>> Start

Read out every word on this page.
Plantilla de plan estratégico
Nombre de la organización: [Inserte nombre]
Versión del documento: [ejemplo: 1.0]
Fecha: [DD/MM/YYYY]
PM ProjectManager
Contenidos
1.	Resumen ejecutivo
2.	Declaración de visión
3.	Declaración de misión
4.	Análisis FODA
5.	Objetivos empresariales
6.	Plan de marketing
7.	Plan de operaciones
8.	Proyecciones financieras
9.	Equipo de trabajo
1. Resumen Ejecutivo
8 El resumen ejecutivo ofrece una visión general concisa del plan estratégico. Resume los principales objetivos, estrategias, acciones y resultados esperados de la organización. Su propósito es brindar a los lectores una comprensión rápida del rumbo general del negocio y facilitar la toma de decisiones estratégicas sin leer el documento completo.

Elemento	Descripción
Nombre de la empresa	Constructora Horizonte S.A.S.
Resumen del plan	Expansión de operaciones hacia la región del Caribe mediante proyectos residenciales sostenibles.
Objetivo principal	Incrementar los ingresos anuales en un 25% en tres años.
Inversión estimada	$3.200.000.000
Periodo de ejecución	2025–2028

>> End

**DIRECTIONS FOR THIS TASK**
Each entry above is to be quoted exactly.

**RESULT BELOW**
Read out every word on this page.
Plantilla de plan estratégico
Nombre de la organización: [Inserte nombre]
Versión del documento: [ejemplo: 1.0]
Fecha: [DD/MM/YYYY]
PM ProjectManager
Contenidos
1.	Resumen ejecutivo
2.	Declaración de visión
3.	Declaración de misión
4.	Análisis FODA
5.	Objetivos empresariales
6.	Plan de marketing
7.	Plan de operaciones
8.	Proyecciones financieras
9.	Equipo de trabajo
1. Resumen Ejecutivo
8 El resumen ejecutivo ofrece una visión general concisa del plan estratégico. Resume los principales objetivos, estrategias, acciones y resultados esperados de la organización. Su propósito es brindar a los lectores una comprensión rápida del rumbo general del negocio y facilitar la toma de decisiones estratégicas sin leer el documento completo.

Elemento	Descripción
Nombre de la empresa	Constructora Horizonte S.A.S.
Resumen del plan	Expansión de operaciones hacia la región del Caribe mediante proyectos residenciales sostenibles.
Objetivo principal	Incrementar los ingresos anuales en un 25% en tres años.
Inversión estimada	$3.200.000.000
Periodo de ejecución	2025–2028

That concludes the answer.